» PROBLEM DESCRIPTION
Rewrite the entire listing below, putting "page image" wherever "screenshot" appears and keeping every other character unchanged.

***** ENTRIES SHOWN *****

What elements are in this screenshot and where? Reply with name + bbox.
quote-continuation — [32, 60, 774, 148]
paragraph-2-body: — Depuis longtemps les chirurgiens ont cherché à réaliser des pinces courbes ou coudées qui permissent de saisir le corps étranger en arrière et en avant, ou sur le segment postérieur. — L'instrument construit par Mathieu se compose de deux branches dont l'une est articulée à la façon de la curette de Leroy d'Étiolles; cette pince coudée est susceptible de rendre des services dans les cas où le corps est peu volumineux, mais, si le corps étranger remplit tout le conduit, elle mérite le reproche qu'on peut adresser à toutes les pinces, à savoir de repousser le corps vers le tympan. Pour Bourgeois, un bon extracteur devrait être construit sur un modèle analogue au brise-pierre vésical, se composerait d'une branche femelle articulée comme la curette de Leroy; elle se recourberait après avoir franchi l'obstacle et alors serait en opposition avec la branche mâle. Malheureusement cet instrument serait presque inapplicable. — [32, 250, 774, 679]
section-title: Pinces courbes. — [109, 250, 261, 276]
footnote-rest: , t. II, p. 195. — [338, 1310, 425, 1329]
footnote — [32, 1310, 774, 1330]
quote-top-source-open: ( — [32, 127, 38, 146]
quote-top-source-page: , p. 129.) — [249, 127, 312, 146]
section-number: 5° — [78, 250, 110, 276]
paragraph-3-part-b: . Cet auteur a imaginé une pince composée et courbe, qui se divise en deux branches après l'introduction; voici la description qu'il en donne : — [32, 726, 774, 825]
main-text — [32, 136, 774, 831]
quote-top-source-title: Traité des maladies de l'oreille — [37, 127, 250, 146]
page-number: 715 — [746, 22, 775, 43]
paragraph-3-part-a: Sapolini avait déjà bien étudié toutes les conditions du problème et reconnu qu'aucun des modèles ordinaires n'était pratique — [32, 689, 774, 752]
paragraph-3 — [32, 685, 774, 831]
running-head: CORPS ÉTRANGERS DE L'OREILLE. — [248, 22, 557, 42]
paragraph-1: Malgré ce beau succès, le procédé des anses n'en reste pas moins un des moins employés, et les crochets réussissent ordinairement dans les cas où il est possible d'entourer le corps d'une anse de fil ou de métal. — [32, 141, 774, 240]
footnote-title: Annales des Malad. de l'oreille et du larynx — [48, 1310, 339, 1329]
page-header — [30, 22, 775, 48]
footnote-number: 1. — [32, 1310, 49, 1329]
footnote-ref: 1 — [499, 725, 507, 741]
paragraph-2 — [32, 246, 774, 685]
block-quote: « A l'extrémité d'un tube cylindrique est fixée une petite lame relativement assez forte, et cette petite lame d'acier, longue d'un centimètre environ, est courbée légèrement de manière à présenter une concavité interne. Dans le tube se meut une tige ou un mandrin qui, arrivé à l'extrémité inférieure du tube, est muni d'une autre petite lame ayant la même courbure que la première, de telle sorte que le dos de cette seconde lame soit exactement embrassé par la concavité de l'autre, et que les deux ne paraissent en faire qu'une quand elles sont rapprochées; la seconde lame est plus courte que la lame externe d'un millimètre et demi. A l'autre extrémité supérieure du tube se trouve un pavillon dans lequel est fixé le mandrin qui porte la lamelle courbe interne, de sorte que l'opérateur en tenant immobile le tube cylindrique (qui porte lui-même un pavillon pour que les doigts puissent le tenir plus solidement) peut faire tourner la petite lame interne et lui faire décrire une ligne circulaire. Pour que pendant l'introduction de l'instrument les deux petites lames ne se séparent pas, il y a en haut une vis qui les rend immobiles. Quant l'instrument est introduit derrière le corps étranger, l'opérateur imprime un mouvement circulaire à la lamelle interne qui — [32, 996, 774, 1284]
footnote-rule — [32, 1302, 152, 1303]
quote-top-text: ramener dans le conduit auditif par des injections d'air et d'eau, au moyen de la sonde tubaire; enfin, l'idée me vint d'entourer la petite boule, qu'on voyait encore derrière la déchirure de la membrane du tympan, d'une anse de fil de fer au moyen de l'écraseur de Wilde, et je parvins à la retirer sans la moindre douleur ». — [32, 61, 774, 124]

*****

» RESULT OF THIS TASK
What elements are in this page image and where? Reply with name + bbox.
quote-continuation — [32, 60, 774, 148]
paragraph-2-body: — Depuis longtemps les chirurgiens ont cherché à réaliser des pinces courbes ou coudées qui permissent de saisir le corps étranger en arrière et en avant, ou sur le segment postérieur. — L'instrument construit par Mathieu se compose de deux branches dont l'une est articulée à la façon de la curette de Leroy d'Étiolles; cette pince coudée est susceptible de rendre des services dans les cas où le corps est peu volumineux, mais, si le corps étranger remplit tout le conduit, elle mérite le reproche qu'on peut adresser à toutes les pinces, à savoir de repousser le corps vers le tympan. Pour Bourgeois, un bon extracteur devrait être construit sur un modèle analogue au brise-pierre vésical, se composerait d'une branche femelle articulée comme la curette de Leroy; elle se recourberait après avoir franchi l'obstacle et alors serait en opposition avec la branche mâle. Malheureusement cet instrument serait presque inapplicable. — [32, 250, 774, 679]
section-title: Pinces courbes. — [109, 250, 261, 276]
footnote-rest: , t. II, p. 195. — [338, 1310, 425, 1329]
footnote — [32, 1310, 774, 1330]
quote-top-source-open: ( — [32, 127, 38, 146]
quote-top-source-page: , p. 129.) — [249, 127, 312, 146]
section-number: 5° — [78, 250, 110, 276]
paragraph-3-part-b: . Cet auteur a imaginé une pince composée et courbe, qui se divise en deux branches après l'introduction; voici la description qu'il en donne : — [32, 726, 774, 825]
main-text — [32, 136, 774, 831]
quote-top-source-title: Traité des maladies de l'oreille — [37, 127, 250, 146]
page-number: 715 — [746, 22, 775, 43]
paragraph-3-part-a: Sapolini avait déjà bien étudié toutes les conditions du problème et reconnu qu'aucun des modèles ordinaires n'était pratique — [32, 689, 774, 752]
paragraph-3 — [32, 685, 774, 831]
running-head: CORPS ÉTRANGERS DE L'OREILLE. — [248, 22, 557, 42]
paragraph-1: Malgré ce beau succès, le procédé des anses n'en reste pas moins un des moins employés, et les crochets réussissent ordinairement dans les cas où il est possible d'entourer le corps d'une anse de fil ou de métal. — [32, 141, 774, 240]
footnote-title: Annales des Malad. de l'oreille et du larynx — [48, 1310, 339, 1329]
page-header — [30, 22, 775, 48]
footnote-number: 1. — [32, 1310, 49, 1329]
footnote-ref: 1 — [499, 725, 507, 741]
paragraph-2 — [32, 246, 774, 685]
block-quote: « A l'extrémité d'un tube cylindrique est fixée une petite lame relativement assez forte, et cette petite lame d'acier, longue d'un centimètre environ, est courbée légèrement de manière à présenter une concavité interne. Dans le tube se meut une tige ou un mandrin qui, arrivé à l'extrémité inférieure du tube, est muni d'une autre petite lame ayant la même courbure que la première, de telle sorte que le dos de cette seconde lame soit exactement embrassé par la concavité de l'autre, et que les deux ne paraissent en faire qu'une quand elles sont rapprochées; la seconde lame est plus courte que la lame externe d'un millimètre et demi. A l'autre extrémité supérieure du tube se trouve un pavillon dans lequel est fixé le mandrin qui porte la lamelle courbe interne, de sorte que l'opérateur en tenant immobile le tube cylindrique (qui porte lui-même un pavillon pour que les doigts puissent le tenir plus solidement) peut faire tourner la petite lame interne et lui faire décrire une ligne circulaire. Pour que pendant l'introduction de l'instrument les deux petites lames ne se séparent pas, il y a en haut une vis qui les rend immobiles. Quant l'instrument est introduit derrière le corps étranger, l'opérateur imprime un mouvement circulaire à la lamelle interne qui — [32, 996, 774, 1284]
footnote-rule — [32, 1302, 152, 1303]
quote-top-text: ramener dans le conduit auditif par des injections d'air et d'eau, au moyen de la sonde tubaire; enfin, l'idée me vint d'entourer la petite boule, qu'on voyait encore derrière la déchirure de la membrane du tympan, d'une anse de fil de fer au moyen de l'écraseur de Wilde, et je parvins à la retirer sans la moindre douleur ». — [32, 61, 774, 124]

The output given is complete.